-- begin Dataset excerpts --
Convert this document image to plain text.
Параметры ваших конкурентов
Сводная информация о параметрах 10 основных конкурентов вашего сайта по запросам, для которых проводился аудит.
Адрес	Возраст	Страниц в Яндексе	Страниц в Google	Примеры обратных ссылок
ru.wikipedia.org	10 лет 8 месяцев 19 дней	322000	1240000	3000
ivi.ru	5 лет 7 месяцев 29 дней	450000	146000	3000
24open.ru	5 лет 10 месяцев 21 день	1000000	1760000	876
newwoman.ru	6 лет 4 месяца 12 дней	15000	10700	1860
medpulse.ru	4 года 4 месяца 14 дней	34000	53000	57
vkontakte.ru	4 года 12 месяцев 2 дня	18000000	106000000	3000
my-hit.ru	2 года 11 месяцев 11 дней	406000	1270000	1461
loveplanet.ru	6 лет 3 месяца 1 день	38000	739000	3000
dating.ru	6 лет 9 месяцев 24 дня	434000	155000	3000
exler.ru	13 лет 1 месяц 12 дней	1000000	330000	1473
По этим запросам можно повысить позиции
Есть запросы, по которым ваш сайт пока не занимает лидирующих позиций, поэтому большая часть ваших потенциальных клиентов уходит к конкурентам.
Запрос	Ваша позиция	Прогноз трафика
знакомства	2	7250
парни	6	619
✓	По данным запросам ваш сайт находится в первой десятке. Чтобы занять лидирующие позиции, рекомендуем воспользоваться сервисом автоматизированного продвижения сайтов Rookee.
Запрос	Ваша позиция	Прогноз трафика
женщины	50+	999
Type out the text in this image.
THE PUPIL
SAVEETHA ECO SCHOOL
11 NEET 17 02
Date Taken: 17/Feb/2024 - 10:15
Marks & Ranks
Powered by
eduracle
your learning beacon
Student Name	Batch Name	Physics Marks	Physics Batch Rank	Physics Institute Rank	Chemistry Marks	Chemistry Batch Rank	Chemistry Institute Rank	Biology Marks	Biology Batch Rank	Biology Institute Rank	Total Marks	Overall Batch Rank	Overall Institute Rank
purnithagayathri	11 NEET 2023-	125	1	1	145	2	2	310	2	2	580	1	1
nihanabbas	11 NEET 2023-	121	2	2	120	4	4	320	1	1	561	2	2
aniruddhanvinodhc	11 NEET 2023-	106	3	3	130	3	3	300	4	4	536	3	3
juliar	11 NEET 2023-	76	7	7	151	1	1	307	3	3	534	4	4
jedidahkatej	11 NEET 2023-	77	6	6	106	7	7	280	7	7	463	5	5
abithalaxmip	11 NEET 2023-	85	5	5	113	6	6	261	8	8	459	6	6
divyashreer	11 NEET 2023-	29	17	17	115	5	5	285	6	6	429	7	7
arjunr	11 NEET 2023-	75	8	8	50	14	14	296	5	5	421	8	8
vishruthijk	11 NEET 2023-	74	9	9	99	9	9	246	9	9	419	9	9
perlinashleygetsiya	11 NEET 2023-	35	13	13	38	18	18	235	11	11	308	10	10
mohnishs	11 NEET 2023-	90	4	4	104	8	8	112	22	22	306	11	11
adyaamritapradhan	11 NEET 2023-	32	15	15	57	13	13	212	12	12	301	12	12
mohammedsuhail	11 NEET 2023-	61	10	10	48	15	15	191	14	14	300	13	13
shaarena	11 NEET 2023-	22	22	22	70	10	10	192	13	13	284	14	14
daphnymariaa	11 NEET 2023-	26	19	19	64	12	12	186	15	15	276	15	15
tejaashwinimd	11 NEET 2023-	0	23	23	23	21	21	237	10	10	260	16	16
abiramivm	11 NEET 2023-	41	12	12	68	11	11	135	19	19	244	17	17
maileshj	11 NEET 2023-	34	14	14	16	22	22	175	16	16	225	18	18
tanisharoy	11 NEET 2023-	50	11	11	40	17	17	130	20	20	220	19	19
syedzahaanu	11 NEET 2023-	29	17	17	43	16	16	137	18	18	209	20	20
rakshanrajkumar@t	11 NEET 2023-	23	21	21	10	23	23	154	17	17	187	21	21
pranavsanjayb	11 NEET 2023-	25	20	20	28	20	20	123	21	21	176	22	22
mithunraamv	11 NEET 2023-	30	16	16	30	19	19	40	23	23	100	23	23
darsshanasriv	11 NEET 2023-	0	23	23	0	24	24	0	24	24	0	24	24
-- end Dataset excerpts --
» **Instruction**
Exactly reproduce the lines beginning with the one that contains "Type out the text in this image." and ending with the last line of the material, both included. Leave out everything else.

» **Response for this exercise**
Type out the text in this image.
THE PUPIL
SAVEETHA ECO SCHOOL
11 NEET 17 02
Date Taken: 17/Feb/2024 - 10:15
Marks & Ranks
Powered by
eduracle
your learning beacon
Student Name	Batch Name	Physics Marks	Physics Batch Rank	Physics Institute Rank	Chemistry Marks	Chemistry Batch Rank	Chemistry Institute Rank	Biology Marks	Biology Batch Rank	Biology Institute Rank	Total Marks	Overall Batch Rank	Overall Institute Rank
purnithagayathri	11 NEET 2023-	125	1	1	145	2	2	310	2	2	580	1	1
nihanabbas	11 NEET 2023-	121	2	2	120	4	4	320	1	1	561	2	2
aniruddhanvinodhc	11 NEET 2023-	106	3	3	130	3	3	300	4	4	536	3	3
juliar	11 NEET 2023-	76	7	7	151	1	1	307	3	3	534	4	4
jedidahkatej	11 NEET 2023-	77	6	6	106	7	7	280	7	7	463	5	5
abithalaxmip	11 NEET 2023-	85	5	5	113	6	6	261	8	8	459	6	6
divyashreer	11 NEET 2023-	29	17	17	115	5	5	285	6	6	429	7	7
arjunr	11 NEET 2023-	75	8	8	50	14	14	296	5	5	421	8	8
vishruthijk	11 NEET 2023-	74	9	9	99	9	9	246	9	9	419	9	9
perlinashleygetsiya	11 NEET 2023-	35	13	13	38	18	18	235	11	11	308	10	10
mohnishs	11 NEET 2023-	90	4	4	104	8	8	112	22	22	306	11	11
adyaamritapradhan	11 NEET 2023-	32	15	15	57	13	13	212	12	12	301	12	12
mohammedsuhail	11 NEET 2023-	61	10	10	48	15	15	191	14	14	300	13	13
shaarena	11 NEET 2023-	22	22	22	70	10	10	192	13	13	284	14	14
daphnymariaa	11 NEET 2023-	26	19	19	64	12	12	186	15	15	276	15	15
tejaashwinimd	11 NEET 2023-	0	23	23	23	21	21	237	10	10	260	16	16
abiramivm	11 NEET 2023-	41	12	12	68	11	11	135	19	19	244	17	17
maileshj	11 NEET 2023-	34	14	14	16	22	22	175	16	16	225	18	18
tanisharoy	11 NEET 2023-	50	11	11	40	17	17	130	20	20	220	19	19
syedzahaanu	11 NEET 2023-	29	17	17	43	16	16	137	18	18	209	20	20
rakshanrajkumar@t	11 NEET 2023-	23	21	21	10	23	23	154	17	17	187	21	21
pranavsanjayb	11 NEET 2023-	25	20	20	28	20	20	123	21	21	176	22	22
mithunraamv	11 NEET 2023-	30	16	16	30	19	19	40	23	23	100	23	23
darsshanasriv	11 NEET 2023-	0	23	23	0	24	24	0	24	24	0	24	24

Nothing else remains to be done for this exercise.